* _READING TEXT_:
--------

It has been communicated to me that the Commonwealth of Virginia, by an act not long since passed, authorized the reissuing of Certain Certificates which had been redeemed by the operations of the Sinking Fund of that Commonwealth and that there is every probability that the certificates so reissued, or a considerable part of them, have been subscribed to the loan payable in the Debt of the Commonwealth, which closed on the first of the present month.2

It has been settled after full deliberation at The Treasury in conformity with the opinion of the Attorney General of the United States, that the Certificates or evidences of debt of any state which had been once paid off or redeemed could not legally be received on Loan; upon the plain principle that they thereby ceased to constitute any part of the existing debt of a State.3

And though a state may by a subsequent act restore to such certificates the quality of debt which they had lost—this would plainly amount to the creation of a new debt, not in existence when the Act of Congress passed, not contemplated by it, and manifestly intended to be excluded by its provisions; particularly that which restricts the Certificates capable of being subscribed to those of a date prior to the 1st of January 1790.4

This construction has governed generally though it was in two cases drawn into question, one relating to N. Carolina,5 the other to Georgia.6

It is therefore necessary, as well to equal justice, as to a correct execution of the laws of the Union, that it should continue to prevail.

The want of means to discriminate the reissued Certificates causes serious embarrassment. It operates as an obstacle to the granting of new certificates to all those Creditors, who subscribed subsequent to the passing of the Act which authorises the reissuing of redeemed certificates—among whom it is understood there are many who are the proprietors of certificates which had never been redeemed, and which are of course rightfully receivable upon the loan, and who consequently must be prejudiced by a suspension of their rights.

I learn that application has been made by the Commissioner of loans7 to the proper Officer of the Commonwealth to obtain such indications as would enable him to distinguish the reissued certificates, from those of another description, and that a communication of them has been refused.

Feeling as I do an entire confidence, that the Commonwealth of Virginia does not desire to secure to itself an advantage not intended by the laws of the Union, or to impede their operations according to their true intent, I freely indulge a hope that upon mature reflection the Executive will think fit to direct the proper Offices to furnish the Commissioner of Loans with the information of which he stands in need for the execution of his duty in a manner consistent with justice and propriety. And accordingly request that such directions may be given.

--------

* _PROVIDED DATA_:

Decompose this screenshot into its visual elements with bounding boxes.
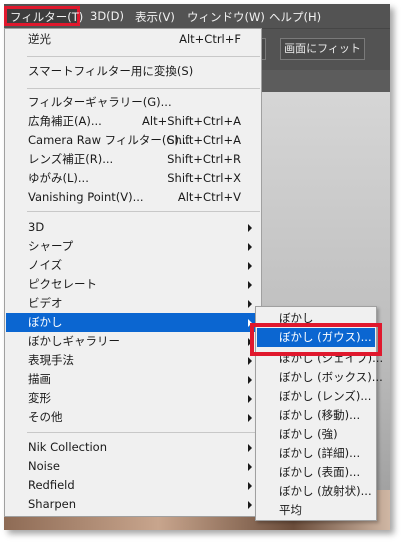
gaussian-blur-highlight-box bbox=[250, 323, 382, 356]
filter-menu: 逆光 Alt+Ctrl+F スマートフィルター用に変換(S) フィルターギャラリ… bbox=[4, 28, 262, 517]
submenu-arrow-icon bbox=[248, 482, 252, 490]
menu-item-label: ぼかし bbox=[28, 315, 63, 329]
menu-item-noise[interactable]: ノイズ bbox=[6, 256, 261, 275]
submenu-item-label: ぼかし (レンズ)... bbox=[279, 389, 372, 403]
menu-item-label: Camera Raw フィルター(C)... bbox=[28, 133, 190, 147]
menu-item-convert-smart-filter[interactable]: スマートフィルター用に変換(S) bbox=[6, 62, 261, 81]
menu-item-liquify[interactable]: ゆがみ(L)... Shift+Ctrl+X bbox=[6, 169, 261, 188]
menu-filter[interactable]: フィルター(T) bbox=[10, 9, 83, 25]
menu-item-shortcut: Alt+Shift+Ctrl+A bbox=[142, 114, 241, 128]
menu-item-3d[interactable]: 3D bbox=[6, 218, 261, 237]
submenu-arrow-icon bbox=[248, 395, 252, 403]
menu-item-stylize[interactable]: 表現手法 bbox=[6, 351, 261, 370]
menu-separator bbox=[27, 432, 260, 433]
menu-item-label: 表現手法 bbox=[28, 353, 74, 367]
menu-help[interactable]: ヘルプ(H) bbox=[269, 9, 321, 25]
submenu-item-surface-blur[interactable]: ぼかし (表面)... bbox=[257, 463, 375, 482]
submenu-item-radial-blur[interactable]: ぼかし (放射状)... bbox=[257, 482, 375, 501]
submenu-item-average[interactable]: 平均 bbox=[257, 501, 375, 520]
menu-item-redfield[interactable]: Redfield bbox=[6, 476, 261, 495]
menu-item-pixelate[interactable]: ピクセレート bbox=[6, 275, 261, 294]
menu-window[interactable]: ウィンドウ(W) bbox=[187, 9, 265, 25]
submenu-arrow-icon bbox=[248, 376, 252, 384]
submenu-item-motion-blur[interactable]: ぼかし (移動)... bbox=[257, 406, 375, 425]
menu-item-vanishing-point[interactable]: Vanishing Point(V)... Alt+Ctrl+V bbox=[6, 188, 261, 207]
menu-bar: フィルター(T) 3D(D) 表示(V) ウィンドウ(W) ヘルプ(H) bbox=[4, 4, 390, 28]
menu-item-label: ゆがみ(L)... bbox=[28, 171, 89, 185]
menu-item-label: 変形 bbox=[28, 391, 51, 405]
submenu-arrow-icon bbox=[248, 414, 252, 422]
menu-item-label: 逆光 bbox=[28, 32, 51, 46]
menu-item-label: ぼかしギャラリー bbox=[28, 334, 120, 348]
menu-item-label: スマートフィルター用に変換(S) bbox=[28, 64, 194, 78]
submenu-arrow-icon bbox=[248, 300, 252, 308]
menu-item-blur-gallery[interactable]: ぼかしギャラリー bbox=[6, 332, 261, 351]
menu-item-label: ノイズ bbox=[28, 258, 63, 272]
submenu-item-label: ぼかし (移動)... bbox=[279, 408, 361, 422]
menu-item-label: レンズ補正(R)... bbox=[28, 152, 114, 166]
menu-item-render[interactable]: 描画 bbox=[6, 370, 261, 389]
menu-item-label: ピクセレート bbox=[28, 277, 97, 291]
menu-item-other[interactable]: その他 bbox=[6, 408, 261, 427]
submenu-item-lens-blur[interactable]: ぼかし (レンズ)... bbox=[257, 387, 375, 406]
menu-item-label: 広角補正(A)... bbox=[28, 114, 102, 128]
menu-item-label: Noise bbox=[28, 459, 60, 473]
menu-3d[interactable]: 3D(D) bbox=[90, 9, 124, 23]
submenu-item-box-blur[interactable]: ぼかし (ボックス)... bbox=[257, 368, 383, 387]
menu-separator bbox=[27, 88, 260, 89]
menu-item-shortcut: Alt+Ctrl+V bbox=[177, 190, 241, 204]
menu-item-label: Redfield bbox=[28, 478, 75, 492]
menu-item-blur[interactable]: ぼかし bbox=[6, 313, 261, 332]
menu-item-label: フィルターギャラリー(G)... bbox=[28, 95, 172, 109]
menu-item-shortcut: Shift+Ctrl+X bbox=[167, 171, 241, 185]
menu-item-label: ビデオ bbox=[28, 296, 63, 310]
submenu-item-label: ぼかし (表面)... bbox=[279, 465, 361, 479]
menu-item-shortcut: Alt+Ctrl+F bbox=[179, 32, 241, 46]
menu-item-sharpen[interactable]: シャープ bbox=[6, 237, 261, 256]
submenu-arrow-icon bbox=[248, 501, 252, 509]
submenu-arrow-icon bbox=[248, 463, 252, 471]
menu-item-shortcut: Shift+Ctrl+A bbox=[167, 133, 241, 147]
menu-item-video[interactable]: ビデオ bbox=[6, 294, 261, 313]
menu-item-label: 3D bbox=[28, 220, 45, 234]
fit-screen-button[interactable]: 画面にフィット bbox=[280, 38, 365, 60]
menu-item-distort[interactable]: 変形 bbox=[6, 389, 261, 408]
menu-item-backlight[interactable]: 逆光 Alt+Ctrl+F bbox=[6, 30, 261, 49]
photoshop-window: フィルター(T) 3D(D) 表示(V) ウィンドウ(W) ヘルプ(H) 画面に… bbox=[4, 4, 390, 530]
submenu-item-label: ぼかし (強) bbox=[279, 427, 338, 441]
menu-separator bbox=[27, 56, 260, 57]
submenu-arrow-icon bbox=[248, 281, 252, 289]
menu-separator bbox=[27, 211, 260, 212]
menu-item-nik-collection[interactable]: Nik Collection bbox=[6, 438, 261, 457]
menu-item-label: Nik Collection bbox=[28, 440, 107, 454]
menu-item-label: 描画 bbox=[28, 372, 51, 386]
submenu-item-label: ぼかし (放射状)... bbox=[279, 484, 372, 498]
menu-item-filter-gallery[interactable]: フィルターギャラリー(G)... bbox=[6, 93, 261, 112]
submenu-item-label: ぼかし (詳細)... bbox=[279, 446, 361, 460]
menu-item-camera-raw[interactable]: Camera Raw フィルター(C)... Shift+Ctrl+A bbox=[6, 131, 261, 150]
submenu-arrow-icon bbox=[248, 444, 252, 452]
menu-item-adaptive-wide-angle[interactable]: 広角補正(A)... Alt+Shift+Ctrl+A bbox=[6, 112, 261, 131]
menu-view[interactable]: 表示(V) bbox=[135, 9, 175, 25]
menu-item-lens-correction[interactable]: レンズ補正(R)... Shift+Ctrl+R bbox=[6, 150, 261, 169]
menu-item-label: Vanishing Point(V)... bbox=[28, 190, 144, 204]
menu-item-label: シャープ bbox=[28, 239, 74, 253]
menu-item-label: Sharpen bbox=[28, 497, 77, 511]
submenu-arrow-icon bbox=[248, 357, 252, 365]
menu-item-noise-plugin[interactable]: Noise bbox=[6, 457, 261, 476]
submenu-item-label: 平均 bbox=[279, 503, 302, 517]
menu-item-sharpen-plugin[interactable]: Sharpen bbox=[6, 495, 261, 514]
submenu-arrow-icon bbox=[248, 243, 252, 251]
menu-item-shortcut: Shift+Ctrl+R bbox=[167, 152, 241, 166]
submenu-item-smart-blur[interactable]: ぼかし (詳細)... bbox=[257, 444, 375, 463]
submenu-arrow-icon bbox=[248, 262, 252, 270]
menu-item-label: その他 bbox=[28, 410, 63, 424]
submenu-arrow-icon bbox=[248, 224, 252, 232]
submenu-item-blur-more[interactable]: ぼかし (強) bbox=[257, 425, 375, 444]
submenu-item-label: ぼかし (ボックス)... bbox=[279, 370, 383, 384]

--------

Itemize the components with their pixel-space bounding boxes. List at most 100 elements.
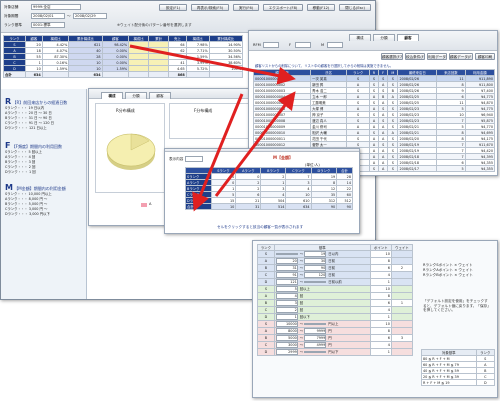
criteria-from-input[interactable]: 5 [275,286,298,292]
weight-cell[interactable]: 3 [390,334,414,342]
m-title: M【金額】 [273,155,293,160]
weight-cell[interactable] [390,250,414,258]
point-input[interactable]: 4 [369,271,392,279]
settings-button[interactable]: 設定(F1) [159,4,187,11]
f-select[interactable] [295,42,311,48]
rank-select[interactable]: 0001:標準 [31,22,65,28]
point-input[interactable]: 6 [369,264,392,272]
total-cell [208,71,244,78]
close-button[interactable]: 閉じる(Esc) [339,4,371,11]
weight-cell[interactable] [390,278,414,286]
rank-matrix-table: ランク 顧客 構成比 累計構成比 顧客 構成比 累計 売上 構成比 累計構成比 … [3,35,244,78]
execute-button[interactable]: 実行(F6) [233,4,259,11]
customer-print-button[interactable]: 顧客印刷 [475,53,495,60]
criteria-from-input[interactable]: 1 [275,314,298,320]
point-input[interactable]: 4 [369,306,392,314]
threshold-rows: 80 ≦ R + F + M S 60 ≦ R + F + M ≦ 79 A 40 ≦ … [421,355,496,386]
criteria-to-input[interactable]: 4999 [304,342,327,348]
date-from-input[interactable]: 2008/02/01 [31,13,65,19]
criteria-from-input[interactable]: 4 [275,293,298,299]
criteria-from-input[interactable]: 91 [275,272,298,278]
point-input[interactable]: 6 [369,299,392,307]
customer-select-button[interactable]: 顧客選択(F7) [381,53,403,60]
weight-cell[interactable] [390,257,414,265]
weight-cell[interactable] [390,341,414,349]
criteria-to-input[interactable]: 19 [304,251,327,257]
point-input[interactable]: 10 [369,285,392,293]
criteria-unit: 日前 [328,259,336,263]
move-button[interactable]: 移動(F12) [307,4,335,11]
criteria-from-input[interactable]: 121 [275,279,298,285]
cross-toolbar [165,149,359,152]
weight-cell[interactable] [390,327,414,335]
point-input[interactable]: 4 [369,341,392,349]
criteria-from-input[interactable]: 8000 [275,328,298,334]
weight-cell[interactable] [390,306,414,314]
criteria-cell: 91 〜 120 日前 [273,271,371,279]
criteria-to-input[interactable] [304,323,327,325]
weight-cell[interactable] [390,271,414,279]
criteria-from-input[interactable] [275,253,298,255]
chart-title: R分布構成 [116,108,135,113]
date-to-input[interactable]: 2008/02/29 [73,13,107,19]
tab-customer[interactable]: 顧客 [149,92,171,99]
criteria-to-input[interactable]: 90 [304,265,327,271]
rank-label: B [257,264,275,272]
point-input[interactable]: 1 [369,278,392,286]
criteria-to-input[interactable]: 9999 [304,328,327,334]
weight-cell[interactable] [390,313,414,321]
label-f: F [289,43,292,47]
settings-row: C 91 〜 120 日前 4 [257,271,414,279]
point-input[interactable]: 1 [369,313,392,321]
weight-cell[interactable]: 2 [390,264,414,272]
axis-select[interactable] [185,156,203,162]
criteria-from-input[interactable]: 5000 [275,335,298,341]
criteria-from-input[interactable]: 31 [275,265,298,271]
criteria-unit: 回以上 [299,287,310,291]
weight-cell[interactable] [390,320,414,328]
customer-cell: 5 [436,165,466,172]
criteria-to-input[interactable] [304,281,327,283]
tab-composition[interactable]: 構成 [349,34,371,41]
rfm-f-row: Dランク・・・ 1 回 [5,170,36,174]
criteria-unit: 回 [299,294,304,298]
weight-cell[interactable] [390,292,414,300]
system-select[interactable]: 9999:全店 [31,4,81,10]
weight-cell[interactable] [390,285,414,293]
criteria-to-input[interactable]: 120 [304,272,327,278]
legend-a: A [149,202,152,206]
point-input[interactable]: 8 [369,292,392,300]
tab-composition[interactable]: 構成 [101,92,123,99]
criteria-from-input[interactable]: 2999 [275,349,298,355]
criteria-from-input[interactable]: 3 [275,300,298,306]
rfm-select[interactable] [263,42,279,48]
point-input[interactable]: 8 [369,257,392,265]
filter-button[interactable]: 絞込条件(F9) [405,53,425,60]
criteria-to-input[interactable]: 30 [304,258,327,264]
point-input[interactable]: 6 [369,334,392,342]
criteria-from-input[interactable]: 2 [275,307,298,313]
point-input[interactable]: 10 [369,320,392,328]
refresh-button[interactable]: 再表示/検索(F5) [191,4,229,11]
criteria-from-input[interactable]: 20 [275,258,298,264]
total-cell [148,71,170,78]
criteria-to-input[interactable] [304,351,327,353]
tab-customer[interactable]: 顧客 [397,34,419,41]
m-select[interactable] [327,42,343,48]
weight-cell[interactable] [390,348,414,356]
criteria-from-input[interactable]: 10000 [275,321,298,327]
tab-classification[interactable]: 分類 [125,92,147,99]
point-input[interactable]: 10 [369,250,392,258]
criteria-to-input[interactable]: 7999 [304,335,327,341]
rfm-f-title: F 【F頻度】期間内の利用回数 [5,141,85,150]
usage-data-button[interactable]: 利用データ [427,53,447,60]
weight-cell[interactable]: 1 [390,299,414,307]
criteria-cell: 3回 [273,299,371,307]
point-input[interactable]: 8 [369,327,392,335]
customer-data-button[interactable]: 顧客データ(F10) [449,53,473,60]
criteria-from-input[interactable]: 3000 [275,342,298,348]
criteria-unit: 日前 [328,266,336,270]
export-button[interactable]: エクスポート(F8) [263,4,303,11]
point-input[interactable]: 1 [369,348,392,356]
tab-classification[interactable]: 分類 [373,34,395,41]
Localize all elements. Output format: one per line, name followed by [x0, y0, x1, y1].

--------

* _WORK TO COMPLETE_:
**A.** Answer these from the letter about Virginia's reissued certificates:
(i) On what day did the loan payable in the debt of the Commonwealth close?
(ii) In which two states' cases was the construction drawn into question?
(iii) To whom did the Commissioner of loans apply, and what happened to that request?
**B.** Render this sentence from the Virginia certificates letter in French: "The want of means to discriminate the reissued Certificates causes serious embarrassment."

* _OUTPUTS BY TASK_:
**A.**
(i) The first of the present month.
(ii) North Carolina and Georgia.
(iii) The proper Officer of the Commonwealth; the information was refused.

**B.** Le manque de moyens pour distinguer les certificats réémis cause de sérieuses difficultés.